→ **REQUIREMENTS**
Leave the pictures out and print every record below exactly as it stands.

→ **DATA SUPPLIED**
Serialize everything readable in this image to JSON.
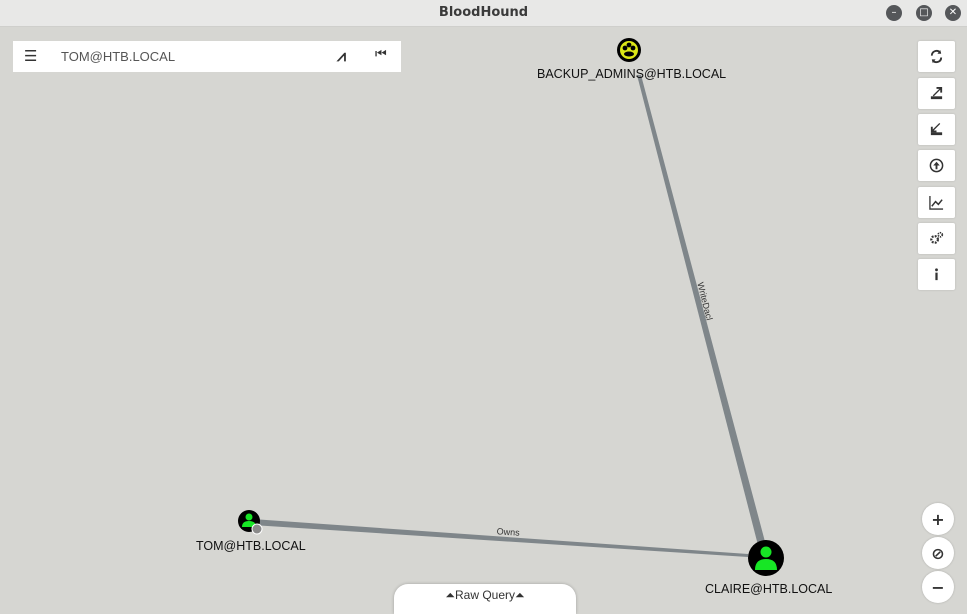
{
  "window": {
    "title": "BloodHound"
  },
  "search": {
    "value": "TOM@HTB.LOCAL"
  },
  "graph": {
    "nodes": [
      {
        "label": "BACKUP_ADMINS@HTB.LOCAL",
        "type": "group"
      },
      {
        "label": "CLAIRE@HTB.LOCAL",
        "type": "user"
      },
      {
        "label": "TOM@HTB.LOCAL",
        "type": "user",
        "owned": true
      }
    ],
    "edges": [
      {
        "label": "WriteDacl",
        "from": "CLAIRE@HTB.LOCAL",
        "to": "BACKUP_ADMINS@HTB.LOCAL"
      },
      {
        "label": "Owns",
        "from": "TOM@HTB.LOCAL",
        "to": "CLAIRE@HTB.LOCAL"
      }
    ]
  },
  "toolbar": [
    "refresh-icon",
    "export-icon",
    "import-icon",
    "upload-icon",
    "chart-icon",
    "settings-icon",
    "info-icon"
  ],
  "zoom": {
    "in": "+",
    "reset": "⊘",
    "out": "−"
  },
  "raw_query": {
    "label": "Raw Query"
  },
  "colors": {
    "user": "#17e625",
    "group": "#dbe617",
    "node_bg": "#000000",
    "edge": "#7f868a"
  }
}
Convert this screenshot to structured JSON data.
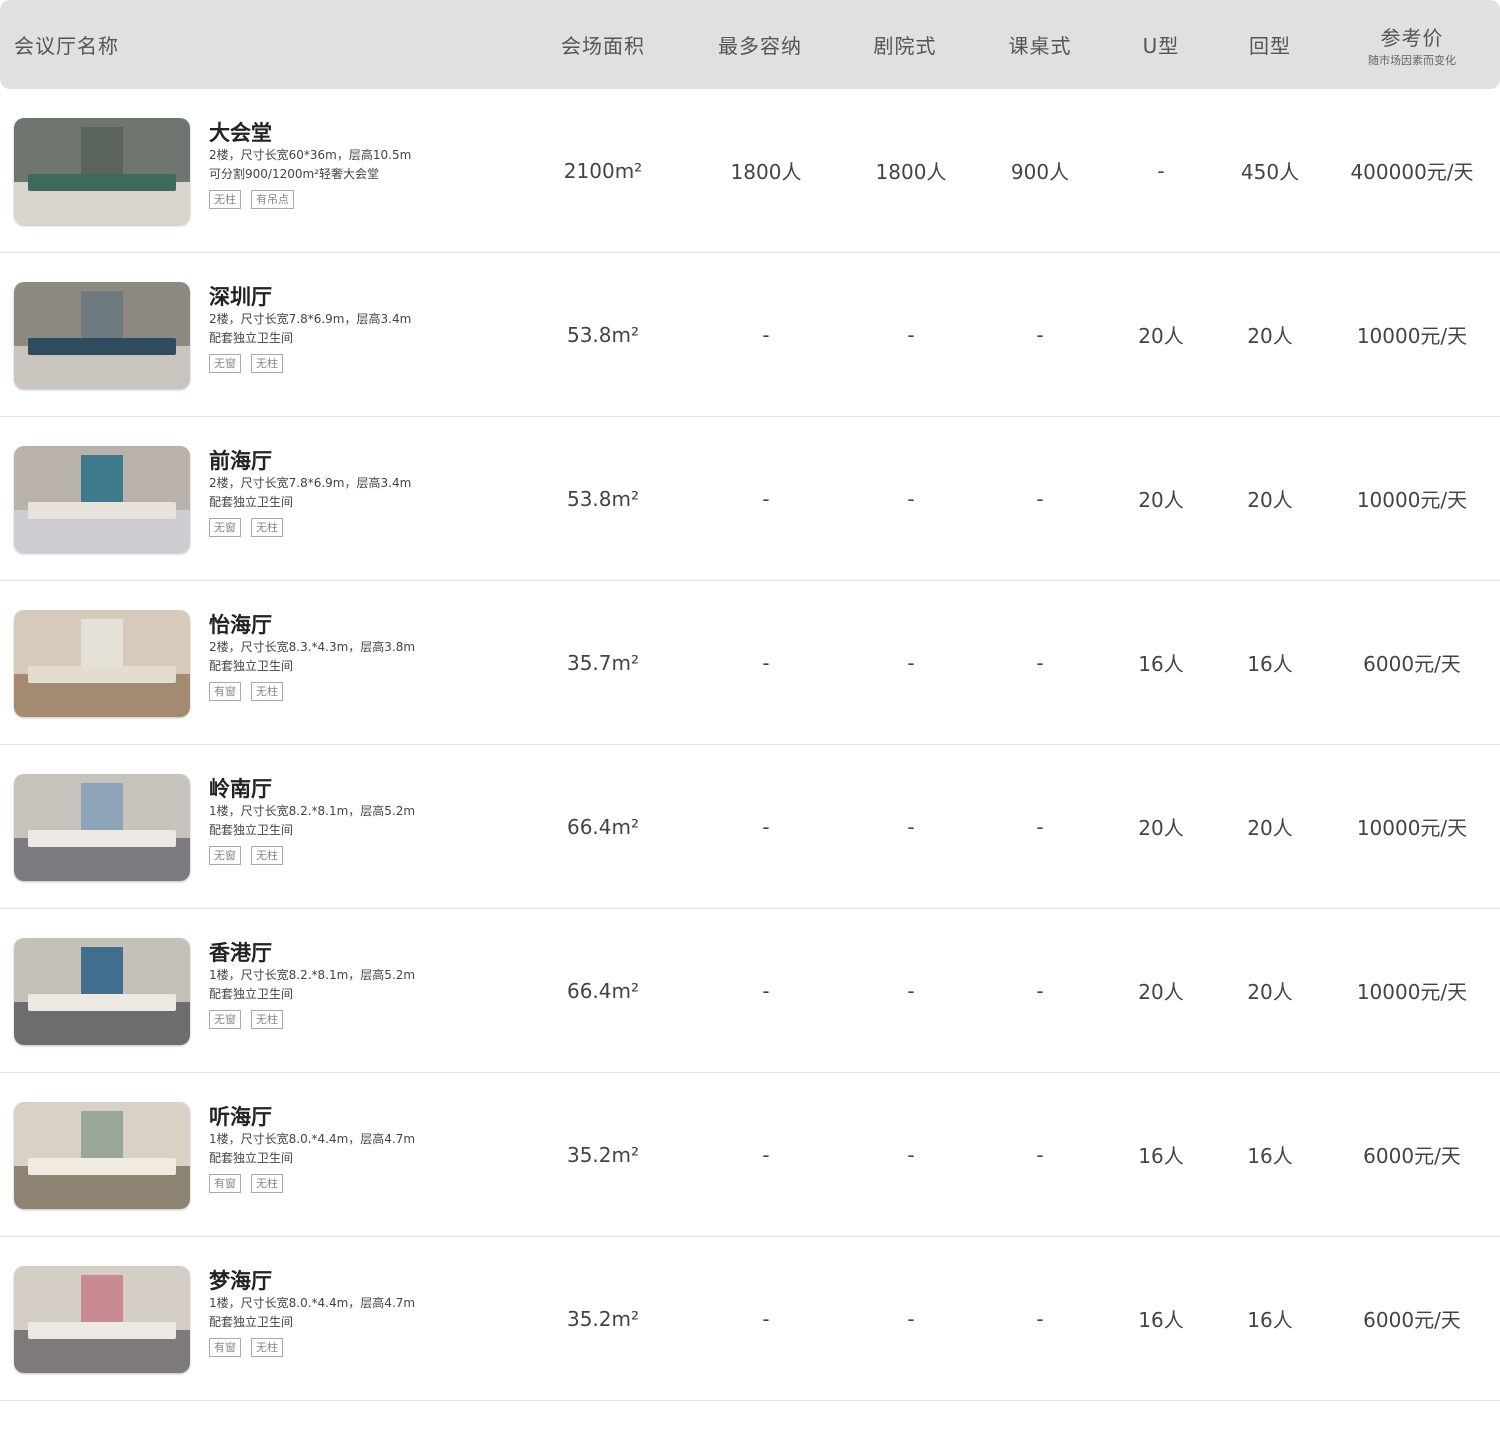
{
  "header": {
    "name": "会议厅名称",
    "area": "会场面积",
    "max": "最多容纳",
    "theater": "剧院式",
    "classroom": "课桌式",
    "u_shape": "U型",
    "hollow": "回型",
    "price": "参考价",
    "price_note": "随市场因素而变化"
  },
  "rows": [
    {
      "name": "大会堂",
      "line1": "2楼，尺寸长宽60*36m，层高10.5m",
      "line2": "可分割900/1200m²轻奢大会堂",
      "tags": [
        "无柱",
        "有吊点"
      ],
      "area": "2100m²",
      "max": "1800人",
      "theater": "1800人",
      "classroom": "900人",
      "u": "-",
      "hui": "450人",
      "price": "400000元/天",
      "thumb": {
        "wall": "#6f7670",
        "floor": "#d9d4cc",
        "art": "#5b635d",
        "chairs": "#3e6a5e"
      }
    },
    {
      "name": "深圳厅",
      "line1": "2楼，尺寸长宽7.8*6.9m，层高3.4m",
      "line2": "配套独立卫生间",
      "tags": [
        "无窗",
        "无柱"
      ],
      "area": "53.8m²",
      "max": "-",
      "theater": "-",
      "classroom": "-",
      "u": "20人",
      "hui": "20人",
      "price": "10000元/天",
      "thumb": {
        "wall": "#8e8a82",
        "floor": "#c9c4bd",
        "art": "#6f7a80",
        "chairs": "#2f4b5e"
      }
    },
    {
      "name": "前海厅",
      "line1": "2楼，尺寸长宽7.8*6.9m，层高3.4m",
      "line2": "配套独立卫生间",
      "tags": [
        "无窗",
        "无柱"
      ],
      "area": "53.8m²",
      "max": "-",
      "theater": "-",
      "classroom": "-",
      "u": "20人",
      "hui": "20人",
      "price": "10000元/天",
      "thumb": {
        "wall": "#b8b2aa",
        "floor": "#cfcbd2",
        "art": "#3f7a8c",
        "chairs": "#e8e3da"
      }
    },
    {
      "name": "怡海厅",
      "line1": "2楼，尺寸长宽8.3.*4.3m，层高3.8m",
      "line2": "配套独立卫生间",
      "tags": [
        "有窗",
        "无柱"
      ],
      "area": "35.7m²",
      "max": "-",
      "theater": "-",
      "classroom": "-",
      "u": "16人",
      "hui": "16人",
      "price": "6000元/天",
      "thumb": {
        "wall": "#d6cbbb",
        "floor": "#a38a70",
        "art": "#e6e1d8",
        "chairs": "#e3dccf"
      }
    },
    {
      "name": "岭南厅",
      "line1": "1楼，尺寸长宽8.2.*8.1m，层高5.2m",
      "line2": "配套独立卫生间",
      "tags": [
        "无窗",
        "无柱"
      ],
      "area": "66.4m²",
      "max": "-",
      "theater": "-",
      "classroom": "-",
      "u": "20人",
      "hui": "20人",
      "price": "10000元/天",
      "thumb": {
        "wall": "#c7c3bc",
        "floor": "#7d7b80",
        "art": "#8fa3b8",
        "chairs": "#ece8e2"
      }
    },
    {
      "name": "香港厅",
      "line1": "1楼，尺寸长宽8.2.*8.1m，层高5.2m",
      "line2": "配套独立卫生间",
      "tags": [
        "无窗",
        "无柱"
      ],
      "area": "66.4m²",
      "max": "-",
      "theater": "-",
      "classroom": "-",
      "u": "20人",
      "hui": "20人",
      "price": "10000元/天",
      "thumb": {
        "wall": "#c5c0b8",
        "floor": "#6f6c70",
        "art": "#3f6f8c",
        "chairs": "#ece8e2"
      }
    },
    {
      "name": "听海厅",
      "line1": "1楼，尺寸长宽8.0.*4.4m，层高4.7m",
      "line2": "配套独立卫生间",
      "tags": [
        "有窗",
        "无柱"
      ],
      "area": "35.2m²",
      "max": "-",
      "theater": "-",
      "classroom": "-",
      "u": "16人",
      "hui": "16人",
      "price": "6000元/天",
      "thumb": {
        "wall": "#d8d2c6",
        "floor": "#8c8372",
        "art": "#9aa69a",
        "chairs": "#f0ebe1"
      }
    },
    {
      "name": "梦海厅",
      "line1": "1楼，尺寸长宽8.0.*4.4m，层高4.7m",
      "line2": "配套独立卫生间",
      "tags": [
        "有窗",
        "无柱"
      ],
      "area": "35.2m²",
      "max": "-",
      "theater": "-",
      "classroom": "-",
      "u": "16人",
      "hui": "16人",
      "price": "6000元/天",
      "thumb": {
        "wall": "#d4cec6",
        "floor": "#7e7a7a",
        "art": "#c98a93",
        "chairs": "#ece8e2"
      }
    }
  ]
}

→ **CORRECT OUTPUT**
Serialize everything readable in this image to JSON.
{
  "window": {
    "title": "BloodHound"
  },
  "search": {
    "value": "TOM@HTB.LOCAL"
  },
  "graph": {
    "nodes": [
      {
        "label": "BACKUP_ADMINS@HTB.LOCAL",
        "type": "group"
      },
      {
        "label": "CLAIRE@HTB.LOCAL",
        "type": "user"
      },
      {
        "label": "TOM@HTB.LOCAL",
        "type": "user",
        "owned": true
      }
    ],
    "edges": [
      {
        "label": "WriteDacl",
        "from": "CLAIRE@HTB.LOCAL",
        "to": "BACKUP_ADMINS@HTB.LOCAL"
      },
      {
        "label": "Owns",
        "from": "TOM@HTB.LOCAL",
        "to": "CLAIRE@HTB.LOCAL"
      }
    ]
  },
  "toolbar": [
    "refresh-icon",
    "export-icon",
    "import-icon",
    "upload-icon",
    "chart-icon",
    "settings-icon",
    "info-icon"
  ],
  "zoom": {
    "in": "+",
    "reset": "⊘",
    "out": "−"
  },
  "raw_query": {
    "label": "Raw Query"
  },
  "colors": {
    "user": "#17e625",
    "group": "#dbe617",
    "node_bg": "#000000",
    "edge": "#7f868a"
  }
}
Convert this screenshot to structured JSON data.
{
  "header": {
    "name": "会议厅名称",
    "area": "会场面积",
    "max": "最多容纳",
    "theater": "剧院式",
    "classroom": "课桌式",
    "u_shape": "U型",
    "hollow": "回型",
    "price": "参考价",
    "price_note": "随市场因素而变化"
  },
  "rows": [
    {
      "name": "大会堂",
      "line1": "2楼，尺寸长宽60*36m，层高10.5m",
      "line2": "可分割900/1200m²轻奢大会堂",
      "tags": [
        "无柱",
        "有吊点"
      ],
      "area": "2100m²",
      "max": "1800人",
      "theater": "1800人",
      "classroom": "900人",
      "u": "-",
      "hui": "450人",
      "price": "400000元/天",
      "thumb": {
        "wall": "#6f7670",
        "floor": "#d9d4cc",
        "art": "#5b635d",
        "chairs": "#3e6a5e"
      }
    },
    {
      "name": "深圳厅",
      "line1": "2楼，尺寸长宽7.8*6.9m，层高3.4m",
      "line2": "配套独立卫生间",
      "tags": [
        "无窗",
        "无柱"
      ],
      "area": "53.8m²",
      "max": "-",
      "theater": "-",
      "classroom": "-",
      "u": "20人",
      "hui": "20人",
      "price": "10000元/天",
      "thumb": {
        "wall": "#8e8a82",
        "floor": "#c9c4bd",
        "art": "#6f7a80",
        "chairs": "#2f4b5e"
      }
    },
    {
      "name": "前海厅",
      "line1": "2楼，尺寸长宽7.8*6.9m，层高3.4m",
      "line2": "配套独立卫生间",
      "tags": [
        "无窗",
        "无柱"
      ],
      "area": "53.8m²",
      "max": "-",
      "theater": "-",
      "classroom": "-",
      "u": "20人",
      "hui": "20人",
      "price": "10000元/天",
      "thumb": {
        "wall": "#b8b2aa",
        "floor": "#cfcbd2",
        "art": "#3f7a8c",
        "chairs": "#e8e3da"
      }
    },
    {
      "name": "怡海厅",
      "line1": "2楼，尺寸长宽8.3.*4.3m，层高3.8m",
      "line2": "配套独立卫生间",
      "tags": [
        "有窗",
        "无柱"
      ],
      "area": "35.7m²",
      "max": "-",
      "theater": "-",
      "classroom": "-",
      "u": "16人",
      "hui": "16人",
      "price": "6000元/天",
      "thumb": {
        "wall": "#d6cbbb",
        "floor": "#a38a70",
        "art": "#e6e1d8",
        "chairs": "#e3dccf"
      }
    },
    {
      "name": "岭南厅",
      "line1": "1楼，尺寸长宽8.2.*8.1m，层高5.2m",
      "line2": "配套独立卫生间",
      "tags": [
        "无窗",
        "无柱"
      ],
      "area": "66.4m²",
      "max": "-",
      "theater": "-",
      "classroom": "-",
      "u": "20人",
      "hui": "20人",
      "price": "10000元/天",
      "thumb": {
        "wall": "#c7c3bc",
        "floor": "#7d7b80",
        "art": "#8fa3b8",
        "chairs": "#ece8e2"
      }
    },
    {
      "name": "香港厅",
      "line1": "1楼，尺寸长宽8.2.*8.1m，层高5.2m",
      "line2": "配套独立卫生间",
      "tags": [
        "无窗",
        "无柱"
      ],
      "area": "66.4m²",
      "max": "-",
      "theater": "-",
      "classroom": "-",
      "u": "20人",
      "hui": "20人",
      "price": "10000元/天",
      "thumb": {
        "wall": "#c5c0b8",
        "floor": "#6f6c70",
        "art": "#3f6f8c",
        "chairs": "#ece8e2"
      }
    },
    {
      "name": "听海厅",
      "line1": "1楼，尺寸长宽8.0.*4.4m，层高4.7m",
      "line2": "配套独立卫生间",
      "tags": [
        "有窗",
        "无柱"
      ],
      "area": "35.2m²",
      "max": "-",
      "theater": "-",
      "classroom": "-",
      "u": "16人",
      "hui": "16人",
      "price": "6000元/天",
      "thumb": {
        "wall": "#d8d2c6",
        "floor": "#8c8372",
        "art": "#9aa69a",
        "chairs": "#f0ebe1"
      }
    },
    {
      "name": "梦海厅",
      "line1": "1楼，尺寸长宽8.0.*4.4m，层高4.7m",
      "line2": "配套独立卫生间",
      "tags": [
        "有窗",
        "无柱"
      ],
      "area": "35.2m²",
      "max": "-",
      "theater": "-",
      "classroom": "-",
      "u": "16人",
      "hui": "16人",
      "price": "6000元/天",
      "thumb": {
        "wall": "#d4cec6",
        "floor": "#7e7a7a",
        "art": "#c98a93",
        "chairs": "#ece8e2"
      }
    }
  ]
}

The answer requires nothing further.